- **WHAT THIS TASK INVOLVES**: In the entries below, find the lines that contain the word "بورس" and copy them.

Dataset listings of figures
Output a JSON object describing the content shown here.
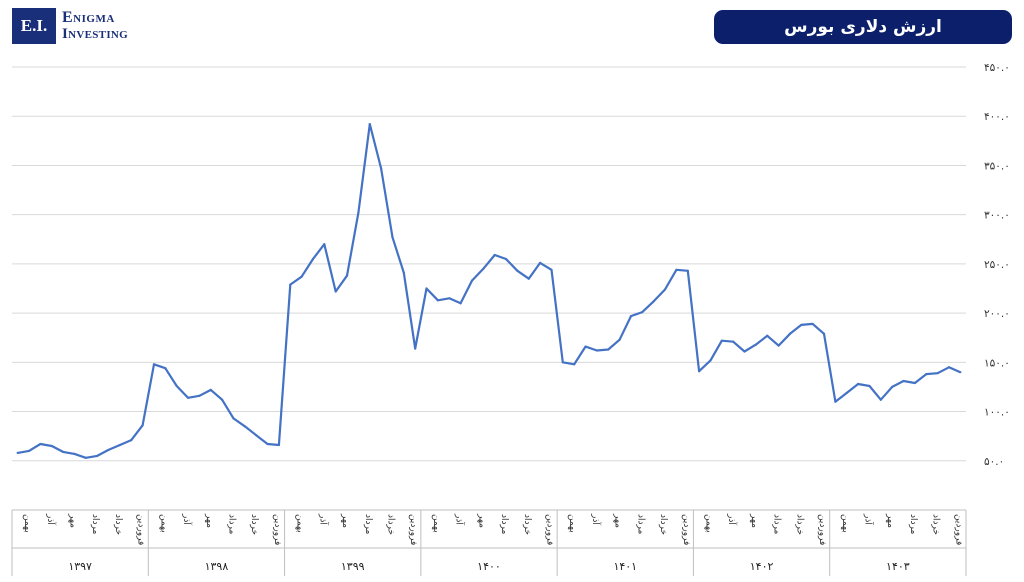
{
  "brand": {
    "abbr": "E.I.",
    "line1": "Enigma",
    "line2": "Investing"
  },
  "title": "ارزش دلاری بورس",
  "colors": {
    "brand": "#1a2f7a",
    "title_bg": "#0b1f6b",
    "line": "#4472c4",
    "grid": "#d9d9d9"
  },
  "chart_data": {
    "type": "line",
    "title": "ارزش دلاری بورس",
    "ylim": [
      0,
      450
    ],
    "yticks": [
      0,
      50,
      100,
      150,
      200,
      250,
      300,
      350,
      400,
      450
    ],
    "ytick_labels": [
      "",
      "۵۰.۰",
      "۱۰۰.۰",
      "۱۵۰.۰",
      "۲۰۰.۰",
      "۲۵۰.۰",
      "۳۰۰.۰",
      "۳۵۰.۰",
      "۴۰۰.۰",
      "۴۵۰.۰"
    ],
    "grid": true,
    "y_axis_position": "right",
    "groups": [
      {
        "label": "۱۳۹۷",
        "months": [
          "بهمن",
          "آذر",
          "مهر",
          "مرداد",
          "خرداد",
          "فروردین"
        ]
      },
      {
        "label": "۱۳۹۸",
        "months": [
          "بهمن",
          "آذر",
          "مهر",
          "مرداد",
          "خرداد",
          "فروردین"
        ]
      },
      {
        "label": "۱۳۹۹",
        "months": [
          "بهمن",
          "آذر",
          "مهر",
          "مرداد",
          "خرداد",
          "فروردین"
        ]
      },
      {
        "label": "۱۴۰۰",
        "months": [
          "بهمن",
          "آذر",
          "مهر",
          "مرداد",
          "خرداد",
          "فروردین"
        ]
      },
      {
        "label": "۱۴۰۱",
        "months": [
          "بهمن",
          "آذر",
          "مهر",
          "مرداد",
          "خرداد",
          "فروردین"
        ]
      },
      {
        "label": "۱۴۰۲",
        "months": [
          "بهمن",
          "آذر",
          "مهر",
          "مرداد",
          "خرداد",
          "فروردین"
        ]
      },
      {
        "label": "۱۴۰۳",
        "months": [
          "بهمن",
          "آذر",
          "مهر",
          "مرداد",
          "خرداد",
          "فروردین"
        ]
      }
    ],
    "series": [
      {
        "values": [
          58,
          60,
          67,
          65,
          59,
          57,
          53,
          55,
          61,
          66,
          71,
          86,
          148,
          144,
          126,
          114,
          116,
          122,
          112,
          93,
          85,
          76,
          67,
          66,
          229,
          237,
          255,
          270,
          222,
          238,
          302,
          392,
          347,
          277,
          241,
          164,
          225,
          213,
          215,
          210,
          233,
          245,
          259,
          255,
          243,
          235,
          251,
          244,
          150,
          148,
          166,
          162,
          163,
          173,
          197,
          201,
          212,
          224,
          244,
          243,
          141,
          152,
          172,
          171,
          161,
          168,
          177,
          167,
          179,
          188,
          189,
          179,
          110,
          119,
          128,
          126,
          112,
          125,
          131,
          129,
          138,
          139,
          145,
          140
        ]
      }
    ]
  }
}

- **FULL SOLUTION**:
  "title": "ارزش دلاری بورس",
    "title": "ارزش دلاری بورس",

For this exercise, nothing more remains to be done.